* **Stated task**
What is the number of lines containing the word "Actions"? Give that number alone.

________________________

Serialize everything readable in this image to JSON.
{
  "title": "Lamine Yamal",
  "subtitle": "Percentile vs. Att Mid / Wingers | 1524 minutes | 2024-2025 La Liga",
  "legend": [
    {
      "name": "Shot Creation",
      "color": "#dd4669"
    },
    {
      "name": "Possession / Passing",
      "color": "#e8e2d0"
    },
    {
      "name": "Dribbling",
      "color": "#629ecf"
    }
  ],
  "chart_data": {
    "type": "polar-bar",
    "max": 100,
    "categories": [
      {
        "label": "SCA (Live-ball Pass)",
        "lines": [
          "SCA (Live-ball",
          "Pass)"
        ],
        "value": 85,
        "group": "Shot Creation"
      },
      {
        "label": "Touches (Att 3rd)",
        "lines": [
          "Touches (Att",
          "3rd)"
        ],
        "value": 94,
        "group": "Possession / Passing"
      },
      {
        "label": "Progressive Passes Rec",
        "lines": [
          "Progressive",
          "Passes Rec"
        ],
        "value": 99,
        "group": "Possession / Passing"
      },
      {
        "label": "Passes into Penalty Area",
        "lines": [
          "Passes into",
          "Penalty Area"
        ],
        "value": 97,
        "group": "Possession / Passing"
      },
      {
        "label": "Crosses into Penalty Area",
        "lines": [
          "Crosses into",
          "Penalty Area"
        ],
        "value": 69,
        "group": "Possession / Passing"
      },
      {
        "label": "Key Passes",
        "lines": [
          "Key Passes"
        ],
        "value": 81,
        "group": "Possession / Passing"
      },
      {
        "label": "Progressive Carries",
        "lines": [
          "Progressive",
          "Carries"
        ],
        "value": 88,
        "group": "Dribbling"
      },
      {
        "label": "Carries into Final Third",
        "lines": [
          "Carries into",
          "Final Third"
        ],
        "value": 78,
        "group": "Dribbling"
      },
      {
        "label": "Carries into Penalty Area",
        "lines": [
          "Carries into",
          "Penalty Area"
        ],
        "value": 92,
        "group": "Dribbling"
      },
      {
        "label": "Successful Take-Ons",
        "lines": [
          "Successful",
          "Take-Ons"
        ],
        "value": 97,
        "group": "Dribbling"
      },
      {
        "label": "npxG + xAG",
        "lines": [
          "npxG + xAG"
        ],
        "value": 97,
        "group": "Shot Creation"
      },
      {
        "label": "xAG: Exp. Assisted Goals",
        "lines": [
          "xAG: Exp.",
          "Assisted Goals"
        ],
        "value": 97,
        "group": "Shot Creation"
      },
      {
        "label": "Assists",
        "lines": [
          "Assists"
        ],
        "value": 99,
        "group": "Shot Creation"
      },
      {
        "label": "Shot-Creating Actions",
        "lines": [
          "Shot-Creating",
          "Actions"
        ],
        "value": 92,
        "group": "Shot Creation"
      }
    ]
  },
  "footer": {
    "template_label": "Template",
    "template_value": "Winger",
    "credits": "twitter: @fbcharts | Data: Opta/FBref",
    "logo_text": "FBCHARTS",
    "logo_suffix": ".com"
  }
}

________________________

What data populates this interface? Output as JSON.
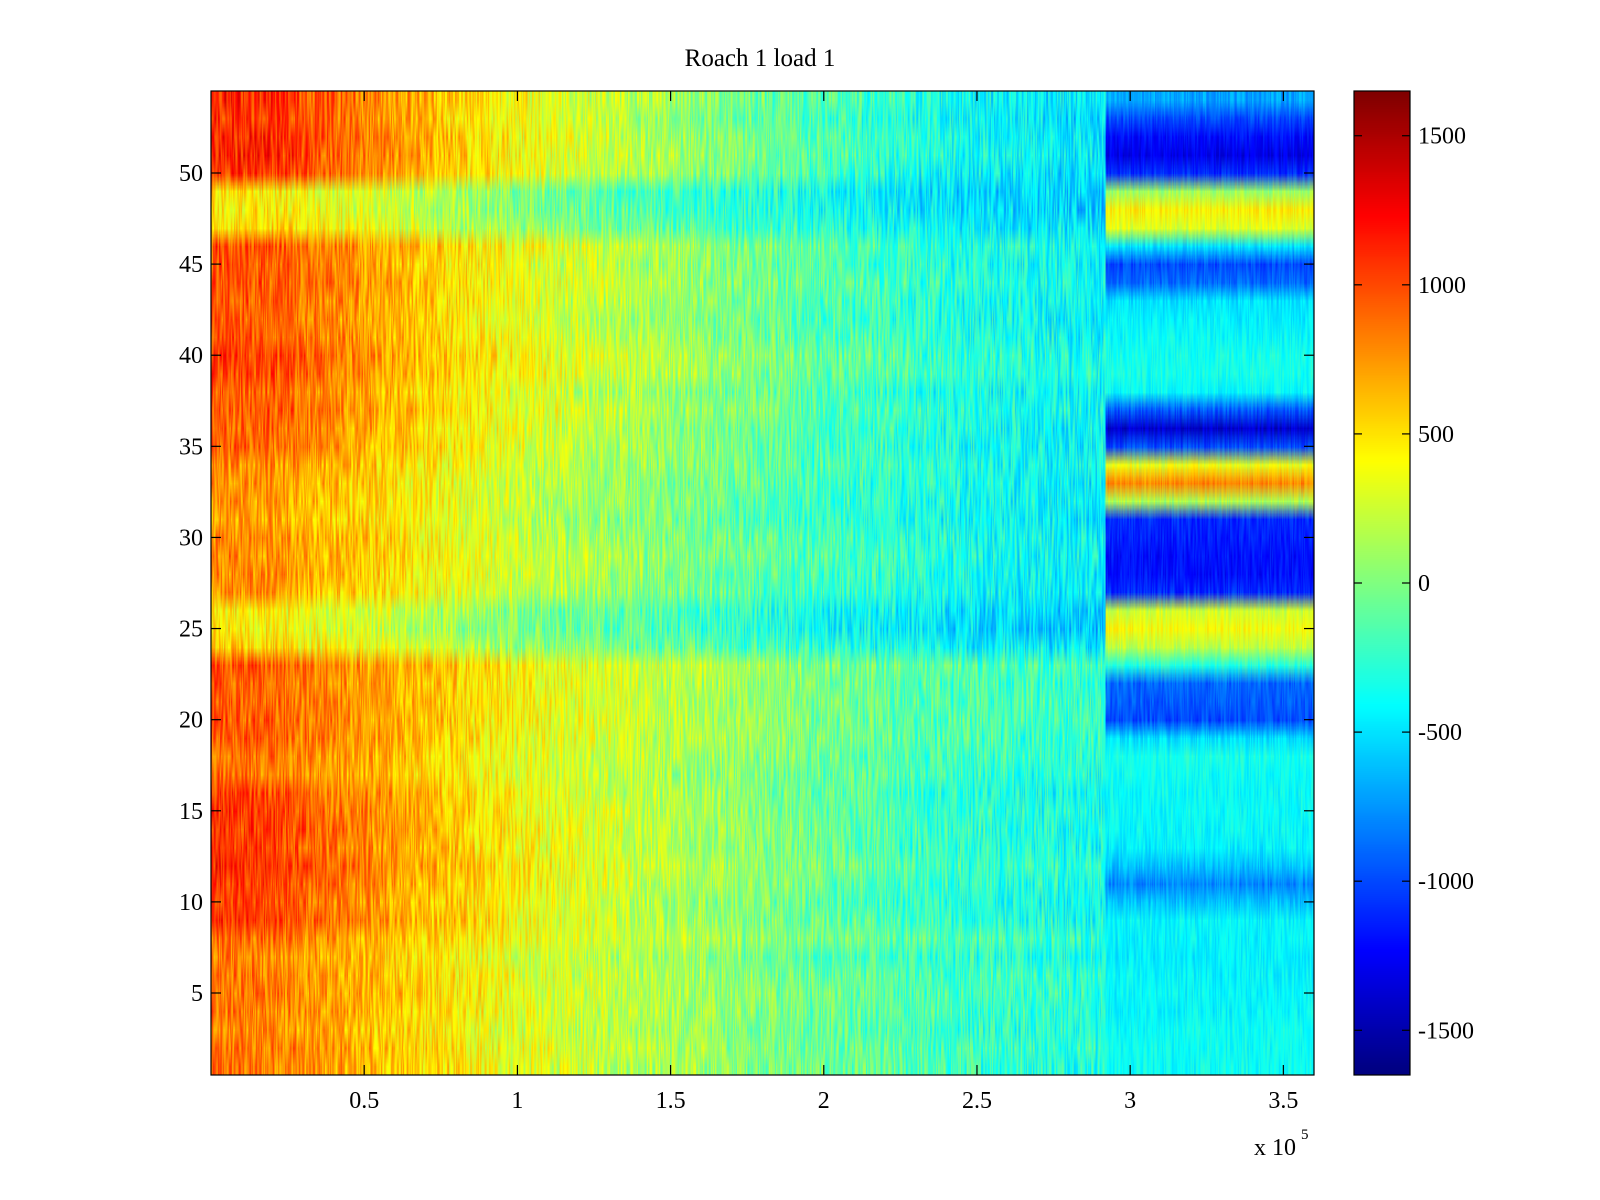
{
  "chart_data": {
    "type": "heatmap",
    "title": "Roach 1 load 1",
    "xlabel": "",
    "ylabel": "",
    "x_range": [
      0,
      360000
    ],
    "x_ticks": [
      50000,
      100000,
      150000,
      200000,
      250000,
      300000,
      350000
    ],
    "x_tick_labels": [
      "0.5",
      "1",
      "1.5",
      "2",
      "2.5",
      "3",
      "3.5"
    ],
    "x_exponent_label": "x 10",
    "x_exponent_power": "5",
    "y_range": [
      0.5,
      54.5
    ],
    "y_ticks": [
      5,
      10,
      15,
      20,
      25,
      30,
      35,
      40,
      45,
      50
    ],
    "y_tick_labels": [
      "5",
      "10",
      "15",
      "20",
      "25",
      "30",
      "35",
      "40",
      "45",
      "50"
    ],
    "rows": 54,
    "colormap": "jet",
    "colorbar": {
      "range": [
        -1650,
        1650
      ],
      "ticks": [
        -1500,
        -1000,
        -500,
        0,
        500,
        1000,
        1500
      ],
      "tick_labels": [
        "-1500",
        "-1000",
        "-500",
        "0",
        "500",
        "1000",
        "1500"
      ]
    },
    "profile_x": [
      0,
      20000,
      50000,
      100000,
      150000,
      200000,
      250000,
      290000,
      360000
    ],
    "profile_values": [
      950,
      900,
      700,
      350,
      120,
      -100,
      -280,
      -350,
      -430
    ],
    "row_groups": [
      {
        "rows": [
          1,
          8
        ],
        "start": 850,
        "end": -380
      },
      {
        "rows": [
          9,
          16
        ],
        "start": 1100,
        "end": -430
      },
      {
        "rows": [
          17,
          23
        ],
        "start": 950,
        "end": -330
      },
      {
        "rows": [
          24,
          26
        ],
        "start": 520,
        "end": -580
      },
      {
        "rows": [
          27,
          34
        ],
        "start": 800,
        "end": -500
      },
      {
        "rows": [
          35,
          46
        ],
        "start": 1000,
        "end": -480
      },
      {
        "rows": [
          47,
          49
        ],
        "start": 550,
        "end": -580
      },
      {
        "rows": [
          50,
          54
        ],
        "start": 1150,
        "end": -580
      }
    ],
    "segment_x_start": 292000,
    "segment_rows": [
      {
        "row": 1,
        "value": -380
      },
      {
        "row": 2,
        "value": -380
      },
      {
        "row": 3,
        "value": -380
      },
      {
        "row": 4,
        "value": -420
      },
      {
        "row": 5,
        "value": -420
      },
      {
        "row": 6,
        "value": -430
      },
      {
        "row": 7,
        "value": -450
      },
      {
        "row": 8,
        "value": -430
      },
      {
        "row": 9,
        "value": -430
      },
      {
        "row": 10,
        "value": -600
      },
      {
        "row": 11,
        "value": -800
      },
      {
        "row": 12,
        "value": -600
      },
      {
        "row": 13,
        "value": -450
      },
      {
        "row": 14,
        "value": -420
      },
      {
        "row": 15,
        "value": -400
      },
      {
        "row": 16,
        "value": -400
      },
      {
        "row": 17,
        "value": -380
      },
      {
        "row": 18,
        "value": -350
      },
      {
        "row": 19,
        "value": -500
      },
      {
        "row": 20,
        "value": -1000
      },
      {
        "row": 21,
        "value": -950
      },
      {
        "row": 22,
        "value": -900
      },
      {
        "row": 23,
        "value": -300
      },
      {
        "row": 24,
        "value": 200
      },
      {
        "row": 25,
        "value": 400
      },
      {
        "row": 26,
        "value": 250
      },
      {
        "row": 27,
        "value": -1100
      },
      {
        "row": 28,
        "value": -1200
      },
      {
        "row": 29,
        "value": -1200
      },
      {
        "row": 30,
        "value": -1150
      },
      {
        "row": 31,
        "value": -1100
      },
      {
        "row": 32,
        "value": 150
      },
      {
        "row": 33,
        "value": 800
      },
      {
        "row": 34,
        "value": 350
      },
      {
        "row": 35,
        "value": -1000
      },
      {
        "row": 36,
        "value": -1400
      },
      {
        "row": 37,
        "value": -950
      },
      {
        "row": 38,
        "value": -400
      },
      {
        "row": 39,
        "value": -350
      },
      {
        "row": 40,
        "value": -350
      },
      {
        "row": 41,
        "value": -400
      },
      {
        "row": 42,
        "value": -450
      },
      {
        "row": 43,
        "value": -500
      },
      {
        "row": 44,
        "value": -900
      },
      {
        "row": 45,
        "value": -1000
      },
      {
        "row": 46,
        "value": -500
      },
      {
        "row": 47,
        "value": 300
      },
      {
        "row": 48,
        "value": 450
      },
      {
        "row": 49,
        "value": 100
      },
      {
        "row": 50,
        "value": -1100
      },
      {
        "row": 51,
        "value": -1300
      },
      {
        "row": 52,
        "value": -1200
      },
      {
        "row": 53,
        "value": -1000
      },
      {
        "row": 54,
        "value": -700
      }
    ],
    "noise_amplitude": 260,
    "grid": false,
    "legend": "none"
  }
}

________________________

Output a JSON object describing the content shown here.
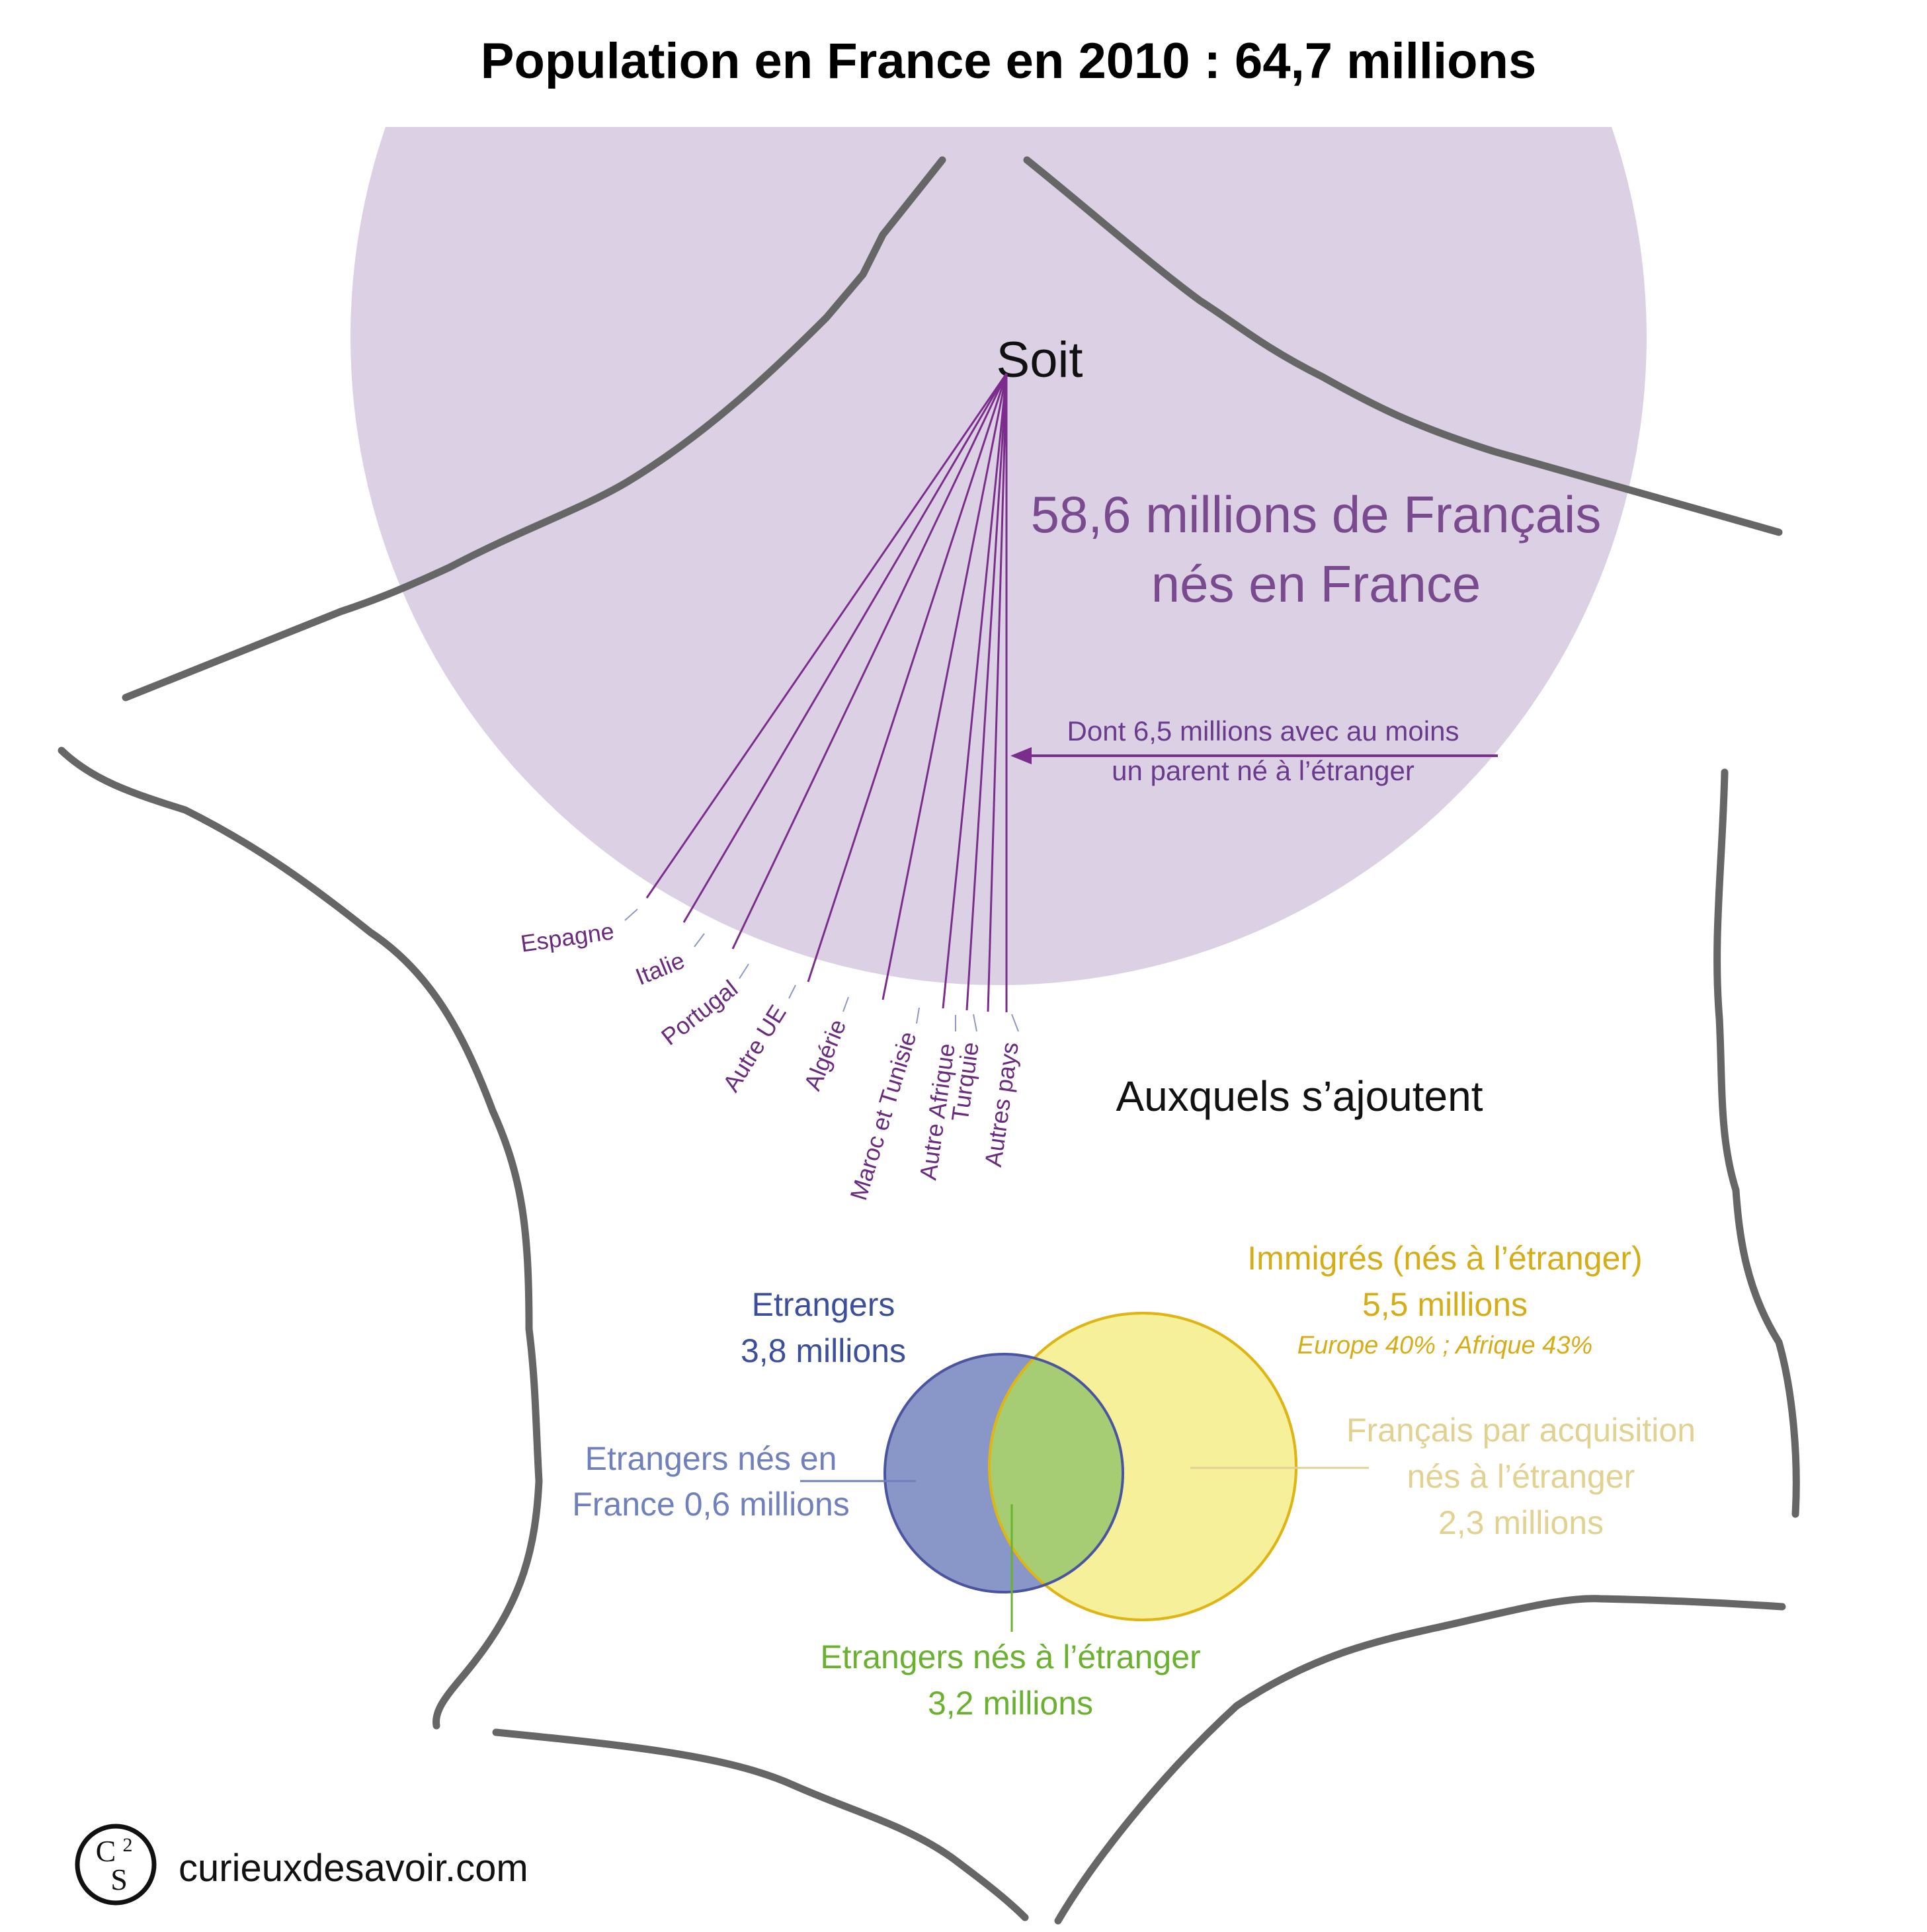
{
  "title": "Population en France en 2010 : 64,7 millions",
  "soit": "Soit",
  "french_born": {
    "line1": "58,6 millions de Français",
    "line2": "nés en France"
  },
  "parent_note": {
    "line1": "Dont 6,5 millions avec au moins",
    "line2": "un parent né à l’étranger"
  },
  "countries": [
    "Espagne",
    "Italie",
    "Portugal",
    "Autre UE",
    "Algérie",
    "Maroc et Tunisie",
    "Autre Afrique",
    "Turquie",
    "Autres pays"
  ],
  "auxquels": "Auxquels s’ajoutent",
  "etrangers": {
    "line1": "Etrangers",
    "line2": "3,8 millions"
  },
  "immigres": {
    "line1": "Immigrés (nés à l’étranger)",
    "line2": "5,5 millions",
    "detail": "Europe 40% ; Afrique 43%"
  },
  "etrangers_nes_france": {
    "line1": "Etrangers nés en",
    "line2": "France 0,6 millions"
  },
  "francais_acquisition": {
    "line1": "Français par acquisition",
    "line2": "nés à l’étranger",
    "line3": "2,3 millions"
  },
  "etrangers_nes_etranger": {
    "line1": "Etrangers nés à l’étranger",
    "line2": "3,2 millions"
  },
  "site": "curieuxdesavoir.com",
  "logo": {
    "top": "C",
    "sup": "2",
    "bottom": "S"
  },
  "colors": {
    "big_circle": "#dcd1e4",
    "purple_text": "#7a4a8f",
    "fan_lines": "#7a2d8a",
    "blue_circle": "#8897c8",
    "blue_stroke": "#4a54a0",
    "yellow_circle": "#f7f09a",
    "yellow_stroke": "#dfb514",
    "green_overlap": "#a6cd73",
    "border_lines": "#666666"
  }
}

________________________

* **Solution to the exercise**
2